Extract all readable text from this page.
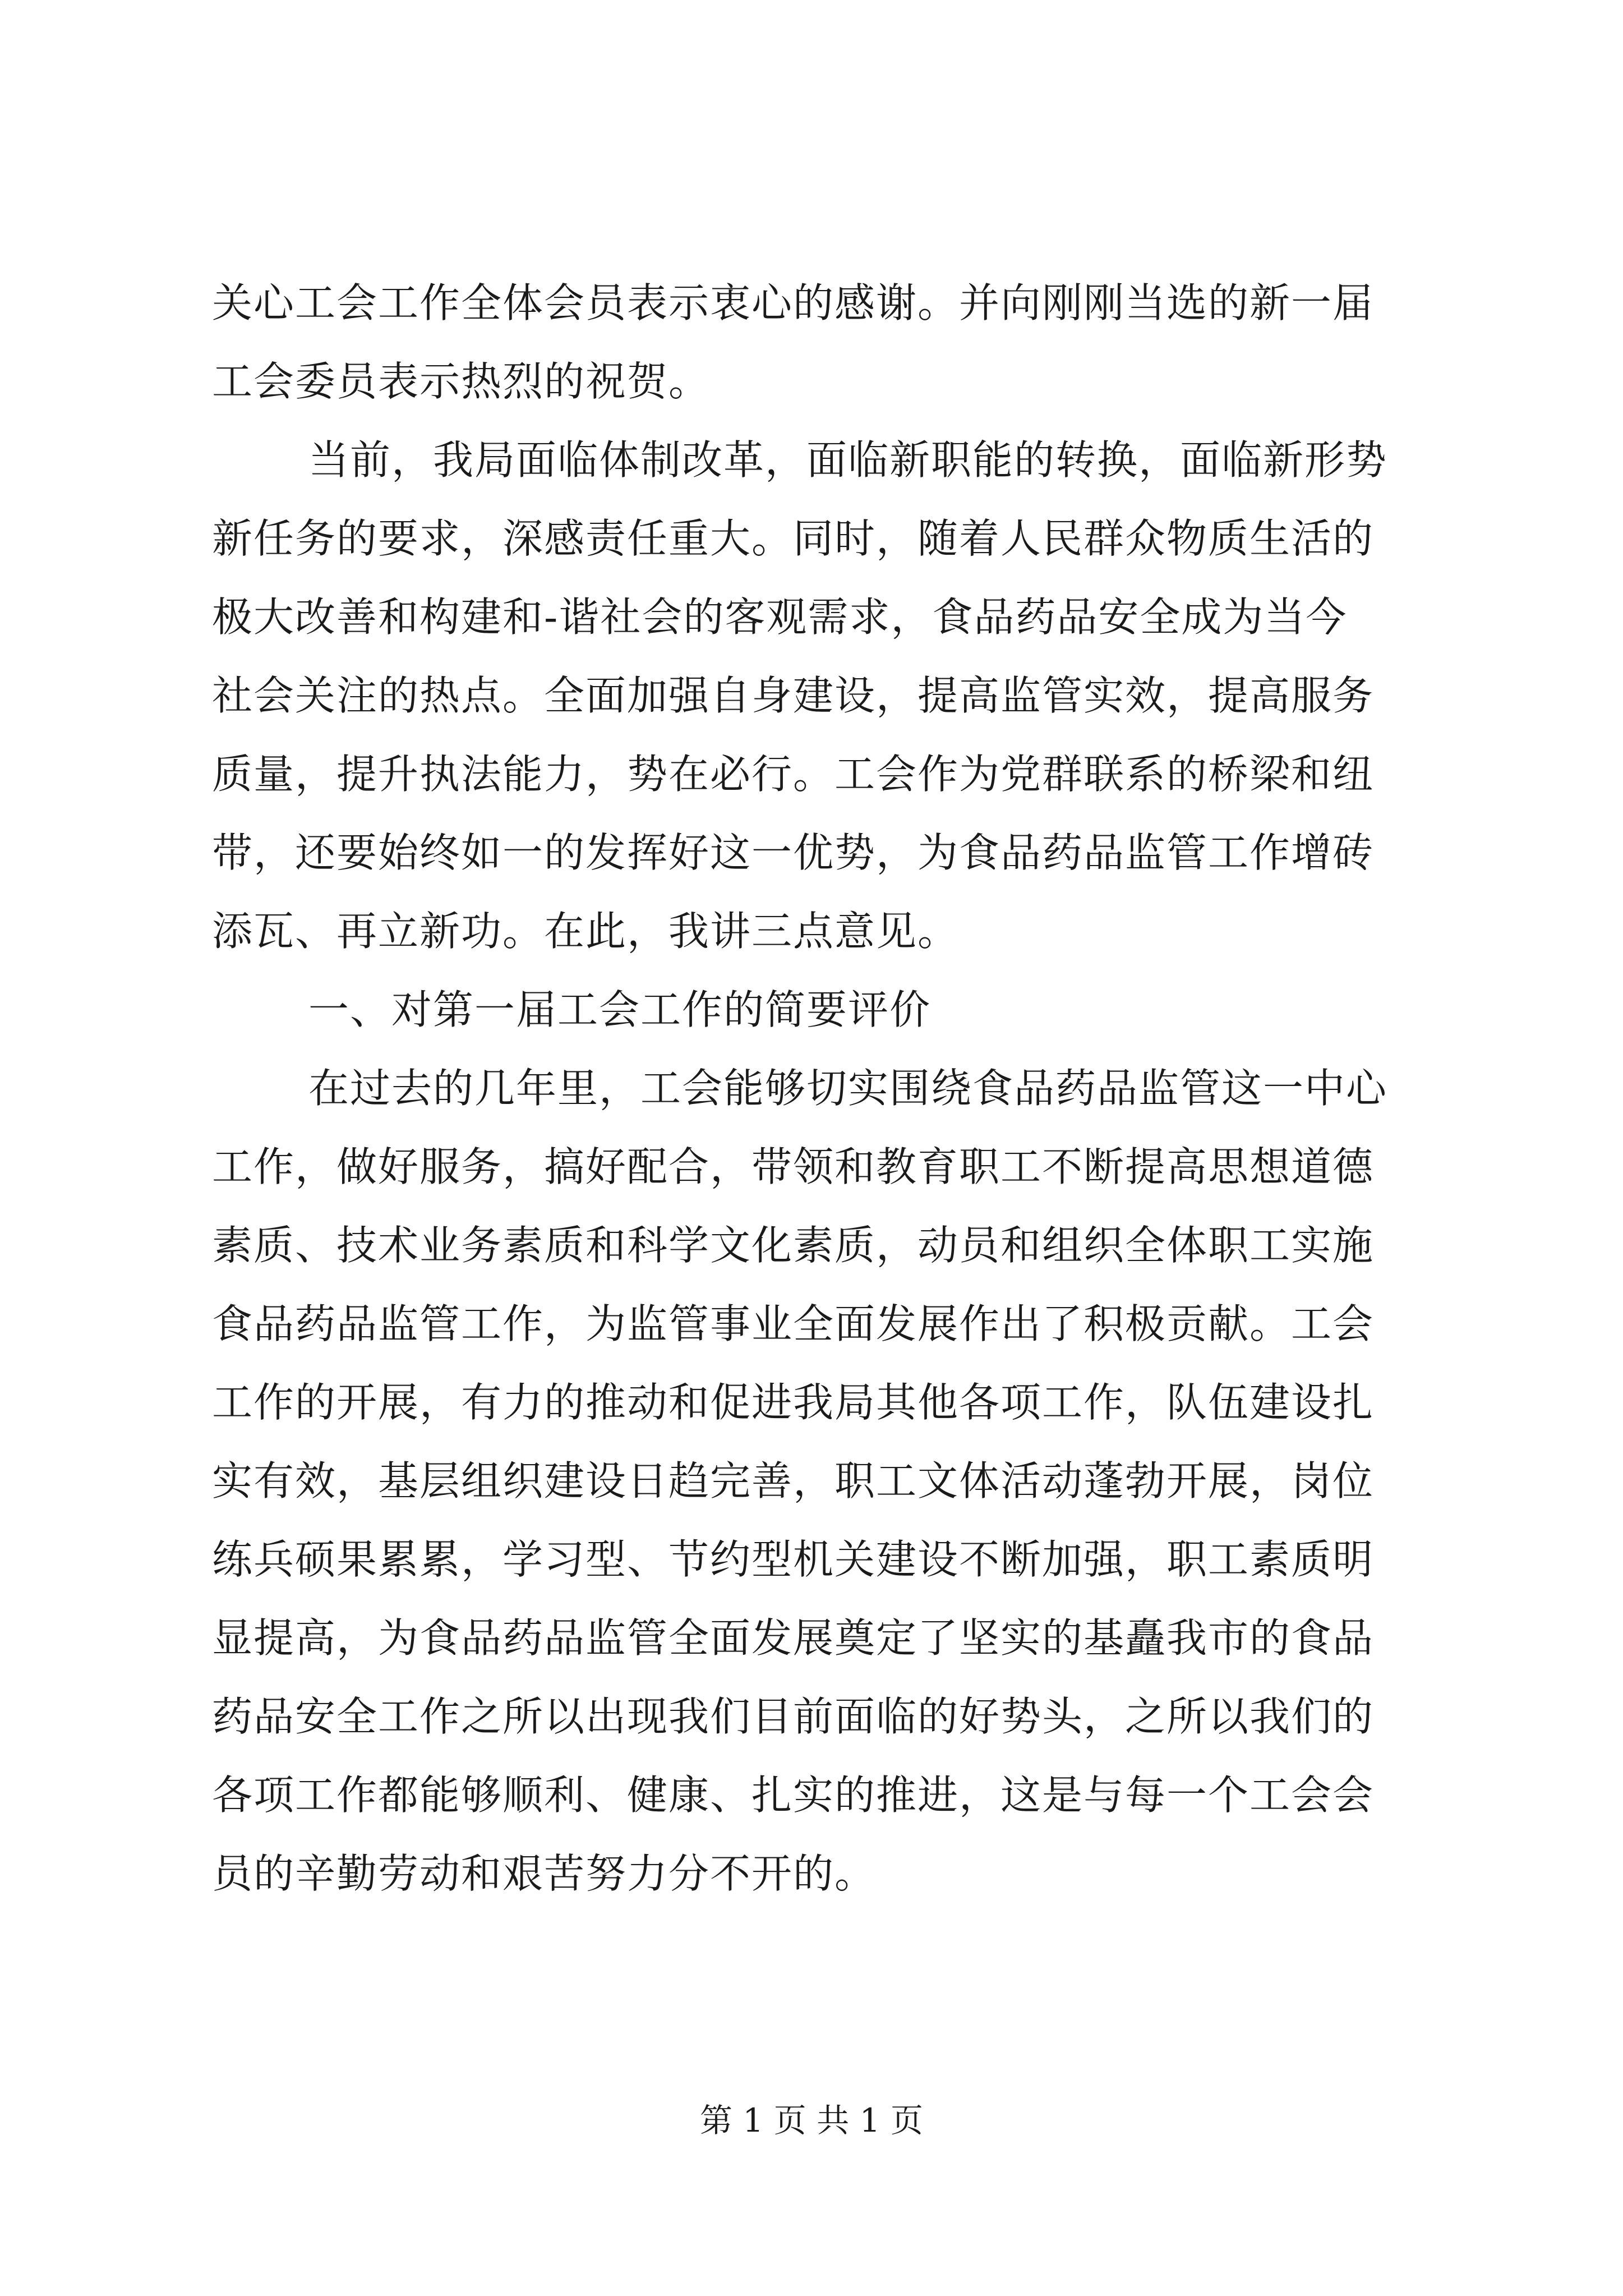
关心工会工作全体会员表示衷心的感谢。并向刚刚当选的新一届
工会委员表示热烈的祝贺。
当前，我局面临体制改革，面临新职能的转换，面临新形势
新任务的要求，深感责任重大。同时，随着人民群众物质生活的
极大改善和构建和-谐社会的客观需求，食品药品安全成为当今
社会关注的热点。全面加强自身建设，提高监管实效，提高服务
质量，提升执法能力，势在必行。工会作为党群联系的桥梁和纽
带，还要始终如一的发挥好这一优势，为食品药品监管工作增砖
添瓦、再立新功。在此，我讲三点意见。
一、对第一届工会工作的简要评价
在过去的几年里，工会能够切实围绕食品药品监管这一中心
工作，做好服务，搞好配合，带领和教育职工不断提高思想道德
素质、技术业务素质和科学文化素质，动员和组织全体职工实施
食品药品监管工作，为监管事业全面发展作出了积极贡献。工会
工作的开展，有力的推动和促进我局其他各项工作，队伍建设扎
实有效，基层组织建设日趋完善，职工文体活动蓬勃开展，岗位
练兵硕果累累，学习型、节约型机关建设不断加强，职工素质明
显提高，为食品药品监管全面发展奠定了坚实的基矗我市的食品
药品安全工作之所以出现我们目前面临的好势头，之所以我们的
各项工作都能够顺利、健康、扎实的推进，这是与每一个工会会
员的辛勤劳动和艰苦努力分不开的。
第 1 页 共 1 页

GIVEN TASK —
Copy the listing word for word, excluding its pictures.

SOLUTION FOR THIS PROBLEM —
Extract all readable text from this page.
关心工会工作全体会员表示衷心的感谢。并向刚刚当选的新一届
工会委员表示热烈的祝贺。
当前，我局面临体制改革，面临新职能的转换，面临新形势
新任务的要求，深感责任重大。同时，随着人民群众物质生活的
极大改善和构建和-谐社会的客观需求，食品药品安全成为当今
社会关注的热点。全面加强自身建设，提高监管实效，提高服务
质量，提升执法能力，势在必行。工会作为党群联系的桥梁和纽
带，还要始终如一的发挥好这一优势，为食品药品监管工作增砖
添瓦、再立新功。在此，我讲三点意见。
一、对第一届工会工作的简要评价
在过去的几年里，工会能够切实围绕食品药品监管这一中心
工作，做好服务，搞好配合，带领和教育职工不断提高思想道德
素质、技术业务素质和科学文化素质，动员和组织全体职工实施
食品药品监管工作，为监管事业全面发展作出了积极贡献。工会
工作的开展，有力的推动和促进我局其他各项工作，队伍建设扎
实有效，基层组织建设日趋完善，职工文体活动蓬勃开展，岗位
练兵硕果累累，学习型、节约型机关建设不断加强，职工素质明
显提高，为食品药品监管全面发展奠定了坚实的基矗我市的食品
药品安全工作之所以出现我们目前面临的好势头，之所以我们的
各项工作都能够顺利、健康、扎实的推进，这是与每一个工会会
员的辛勤劳动和艰苦努力分不开的。
第 1 页 共 1 页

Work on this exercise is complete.